======== Data provided ========

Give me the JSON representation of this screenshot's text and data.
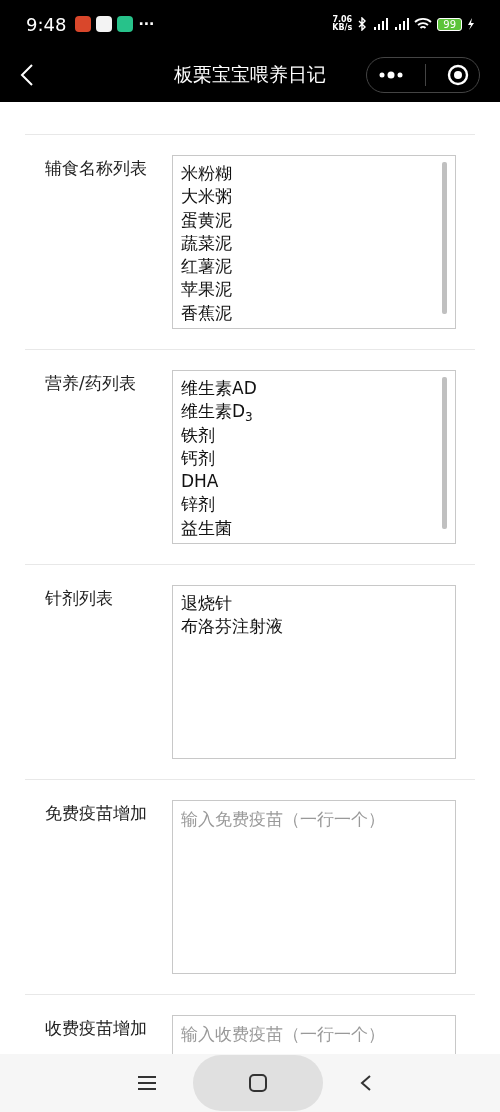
{
  "status_bar": {
    "time": "9:48",
    "more": "···",
    "speed_value": "7.06",
    "speed_unit": "KB/s",
    "battery": "99"
  },
  "nav": {
    "title": "板栗宝宝喂养日记"
  },
  "sections": [
    {
      "label": "辅食名称列表",
      "lines": [
        "米粉糊",
        "大米粥",
        "蛋黄泥",
        "蔬菜泥",
        "红薯泥",
        "苹果泥",
        "香蕉泥"
      ]
    },
    {
      "label": "营养/药列表",
      "lines": [
        "维生素AD",
        "维生素D$_{3}$",
        "铁剂",
        "钙剂",
        "DHA",
        "锌剂",
        "益生菌"
      ]
    },
    {
      "label": "针剂列表",
      "lines": [
        "退烧针",
        "布洛芬注射液"
      ]
    },
    {
      "label": "免费疫苗增加",
      "placeholder": "输入免费疫苗（一行一个）"
    },
    {
      "label": "收费疫苗增加",
      "placeholder": "输入收费疫苗（一行一个）"
    }
  ]
}
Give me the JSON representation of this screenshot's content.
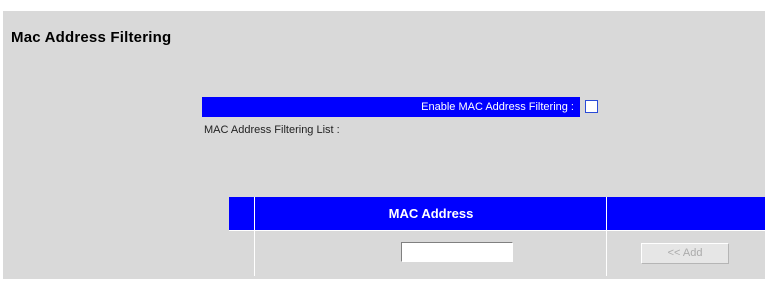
{
  "page": {
    "title": "Mac Address Filtering"
  },
  "filter": {
    "enable_label": "Enable MAC Address Filtering :",
    "enabled": false,
    "list_label": "MAC Address Filtering List :"
  },
  "table": {
    "columns": [
      "",
      "MAC Address",
      ""
    ],
    "row": {
      "mac_value": "",
      "add_label": "<< Add",
      "add_enabled": false
    }
  },
  "colors": {
    "header_blue": "#0000ff",
    "panel_gray": "#d9d9d9"
  }
}
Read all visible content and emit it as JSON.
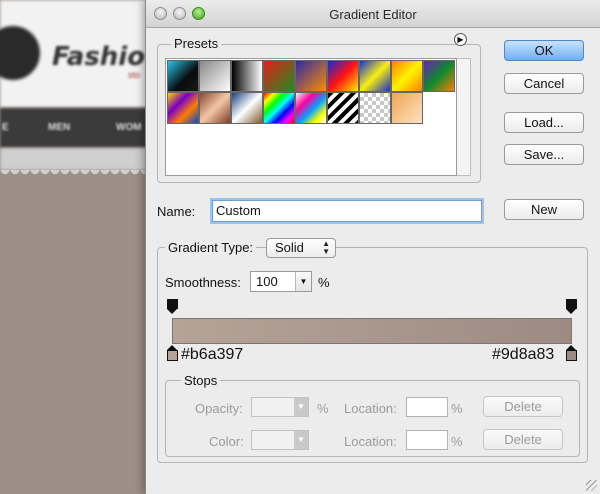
{
  "background_page": {
    "logo_text": "Fashio",
    "logo_sub": "sto",
    "nav_items": [
      "E",
      "MEN",
      "WOM"
    ]
  },
  "window": {
    "title": "Gradient Editor"
  },
  "presets": {
    "label": "Presets",
    "menu_icon": "triangle-right",
    "swatches": [
      {
        "name": "blue-cyan-black",
        "bg": "linear-gradient(135deg,#2ac4e8 0%,#0a0a0a 60%,#1b1b1b 100%)"
      },
      {
        "name": "transparent-checker",
        "bg": "linear-gradient(135deg,#888 0%,#fff 100%)"
      },
      {
        "name": "black-white",
        "bg": "linear-gradient(90deg,#000,#fff)"
      },
      {
        "name": "red-green",
        "bg": "linear-gradient(135deg,#e41d1d 0%,#1e8f1e 100%)"
      },
      {
        "name": "violet-orange",
        "bg": "linear-gradient(135deg,#2d2ba4 0%,#ff8a00 100%)"
      },
      {
        "name": "blue-red-yellow",
        "bg": "linear-gradient(135deg,#1528d6 0%,#ff1212 50%,#ffeb00 100%)"
      },
      {
        "name": "blue-yellow-blue",
        "bg": "linear-gradient(135deg,#1a2fd0 0%,#f8ef10 50%,#1a2fd0 100%)"
      },
      {
        "name": "orange-yellow-orange",
        "bg": "linear-gradient(135deg,#ff8000 0%,#fff400 50%,#ff8000 100%)"
      },
      {
        "name": "violet-green-orange",
        "bg": "linear-gradient(135deg,#6d1fb5 0%,#0c8a2c 50%,#ff7d00 100%)"
      },
      {
        "name": "yellow-violet-orange-blue",
        "bg": "linear-gradient(135deg,#ffd400 0%,#7a00c6 35%,#ff7d00 65%,#0049d4 100%)"
      },
      {
        "name": "copper",
        "bg": "linear-gradient(135deg,#8a4a2c 0%,#f3c6a8 50%,#7a3e24 100%)"
      },
      {
        "name": "chrome",
        "bg": "linear-gradient(135deg,#1a3f7a 0%,#ffffff 50%,#7a5a28 100%)"
      },
      {
        "name": "spectrum",
        "bg": "linear-gradient(135deg,#ff0000,#ffff00,#00ff00,#00ffff,#0000ff,#ff00ff,#ff0000)"
      },
      {
        "name": "transparent-rainbow",
        "bg": "linear-gradient(135deg,#f5f5f5 0%,#ff00a0 30%,#00a0ff 55%,#ffff00 80%,#fff 100%)"
      },
      {
        "name": "transparent-stripes",
        "bg": "repeating-linear-gradient(135deg,#000 0 4px,#fff 4px 8px)"
      },
      {
        "name": "checker",
        "bg": "repeating-conic-gradient(#c8c8c8 0 25%,#ffffff 0 50%) 0 0/8px 8px"
      },
      {
        "name": "orange-light",
        "bg": "linear-gradient(135deg,#f0a552 0%,#fbe2c3 100%)"
      }
    ]
  },
  "buttons": {
    "ok": "OK",
    "cancel": "Cancel",
    "load": "Load...",
    "save": "Save...",
    "new": "New"
  },
  "name_field": {
    "label": "Name:",
    "value": "Custom"
  },
  "gradient": {
    "type_label": "Gradient Type:",
    "type_value": "Solid",
    "smoothness_label": "Smoothness:",
    "smoothness_value": "100",
    "smoothness_unit": "%",
    "left_color": "#b6a397",
    "right_color": "#9d8a83",
    "left_color_label": "#b6a397",
    "right_color_label": "#9d8a83"
  },
  "stops": {
    "label": "Stops",
    "opacity_label": "Opacity:",
    "opacity_unit": "%",
    "opacity_location_label": "Location:",
    "opacity_location_unit": "%",
    "opacity_delete": "Delete",
    "color_label": "Color:",
    "color_location_label": "Location:",
    "color_location_unit": "%",
    "color_delete": "Delete"
  }
}
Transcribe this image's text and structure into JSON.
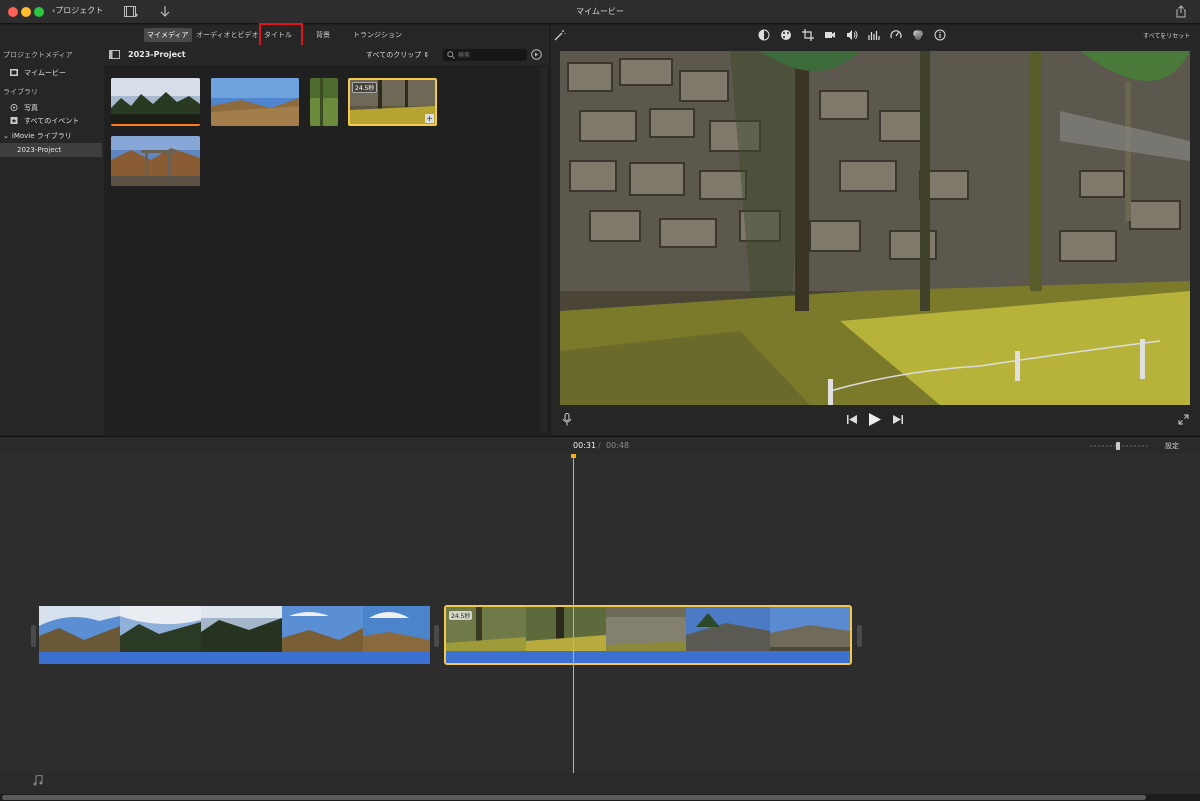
{
  "window": {
    "title": "マイムービー",
    "back_label": "プロジェクト"
  },
  "tabs": [
    {
      "label": "マイメディア"
    },
    {
      "label": "オーディオとビデオ"
    },
    {
      "label": "タイトル"
    },
    {
      "label": "背景"
    },
    {
      "label": "トランジション"
    }
  ],
  "sidebar": {
    "project_media_heading": "プロジェクトメディア",
    "project_item": "マイムービー",
    "library_heading": "ライブラリ",
    "photos_item": "写真",
    "all_events_item": "すべてのイベント",
    "imovie_library_item": "iMovie ライブラリ",
    "selected_project_item": "2023-Project"
  },
  "browser": {
    "project_title": "2023-Project",
    "clip_filter": "すべてのクリップ",
    "search_placeholder": "検索",
    "selected_clip_duration": "24.5秒"
  },
  "viewer": {
    "reset_all_label": "すべてをリセット"
  },
  "timeline": {
    "current_time": "00:31",
    "separator": "/",
    "total_time": "00:48",
    "settings_label": "設定",
    "clip2_duration": "24.5秒"
  },
  "colors": {
    "accent_yellow": "#f2c94c",
    "audio_blue": "#3b6fd0",
    "annotation_red": "#e0161e",
    "used_orange": "#ff7a1a"
  }
}
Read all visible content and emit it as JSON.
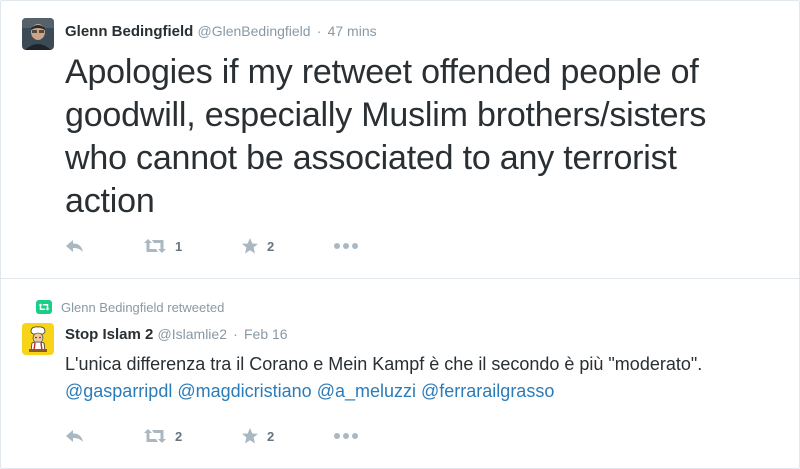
{
  "tweets": [
    {
      "fullname": "Glenn Bedingfield",
      "username": "@GlenBedingfield",
      "separator": "·",
      "time": "47 mins",
      "text": "Apologies if my retweet offended people of goodwill, especially Muslim brothers/sisters who cannot be associated to any terrorist action",
      "retweet_count": "1",
      "favorite_count": "2",
      "colors": {
        "avatar_bg": "#3c4a55"
      }
    },
    {
      "retweeted_by": "Glenn Bedingfield retweeted",
      "fullname": "Stop Islam 2",
      "username": "@Islamlie2",
      "separator": "·",
      "time": "Feb 16",
      "text_plain": "L'unica differenza tra il Corano e Mein Kampf è che il secondo è più \"moderato\".",
      "mentions": [
        "@gasparripdl",
        "@magdicristiano",
        "@a_meluzzi",
        "@ferrarailgrasso"
      ],
      "retweet_count": "2",
      "favorite_count": "2",
      "colors": {
        "avatar_bg": "#f7d417"
      }
    }
  ],
  "colors": {
    "text": "#292f33",
    "muted": "#8899a6",
    "icon": "#aab8c2",
    "link": "#2b7bb9",
    "retweet_badge": "#19cf86",
    "border": "#e1e8ed"
  },
  "icons": [
    "reply-icon",
    "retweet-icon",
    "favorite-star-icon",
    "more-dots-icon",
    "retweeted-badge-icon"
  ]
}
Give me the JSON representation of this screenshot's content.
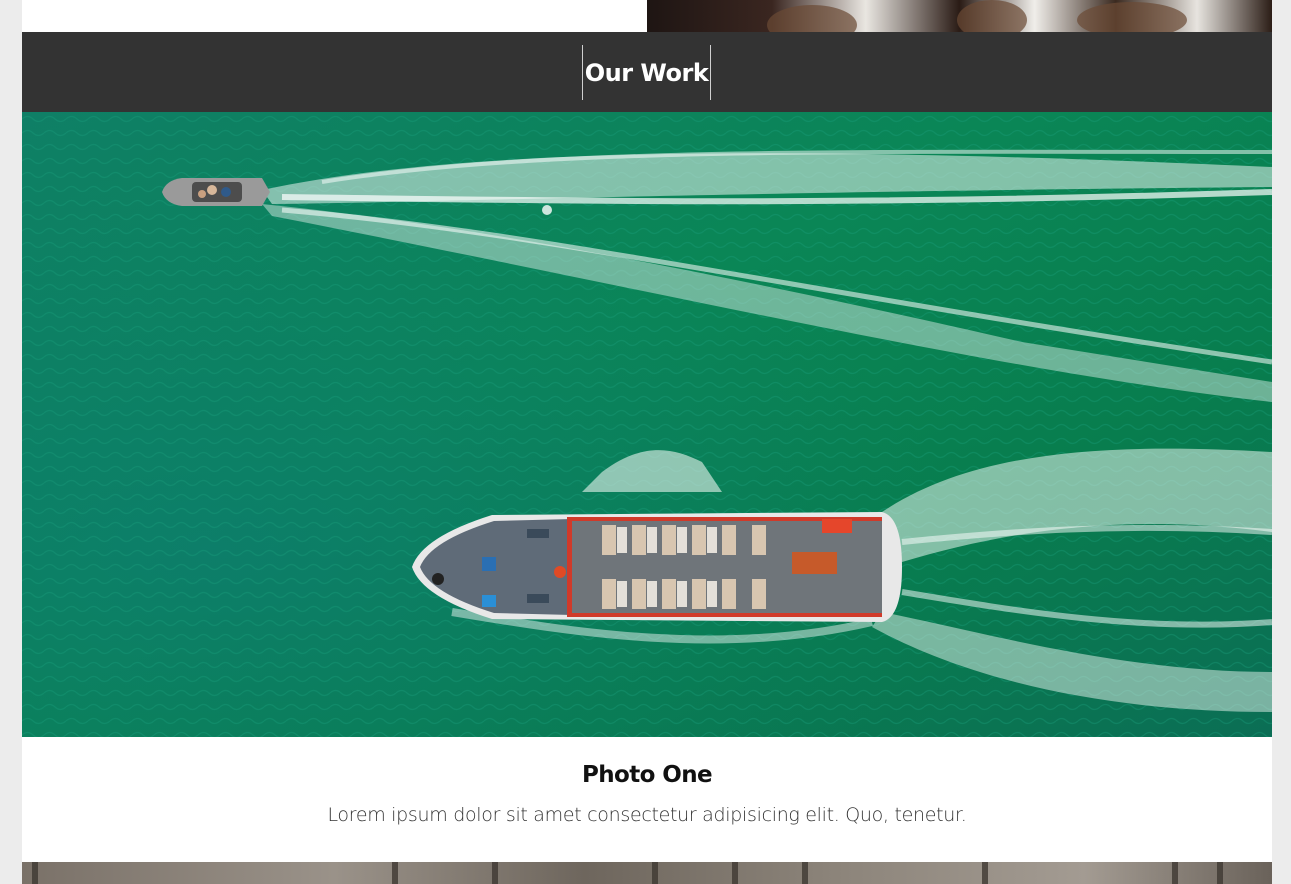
{
  "section": {
    "title": "Our Work"
  },
  "gallery": {
    "items": [
      {
        "title": "Photo One",
        "description": "Lorem ipsum dolor sit amet consectetur adipisicing elit. Quo, tenetur."
      }
    ]
  },
  "colors": {
    "header_bar": "#333333",
    "page_background": "#ececec",
    "card_background": "#ffffff",
    "water": "#0d8a5c"
  }
}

========

= Aim =
Scan the listing above and identify each line holding the string "violet"; copy every such line.

= Written answer =
        "name": "violet-orange",
        "name": "violet-green-orange",
        "name": "yellow-violet-orange-blue",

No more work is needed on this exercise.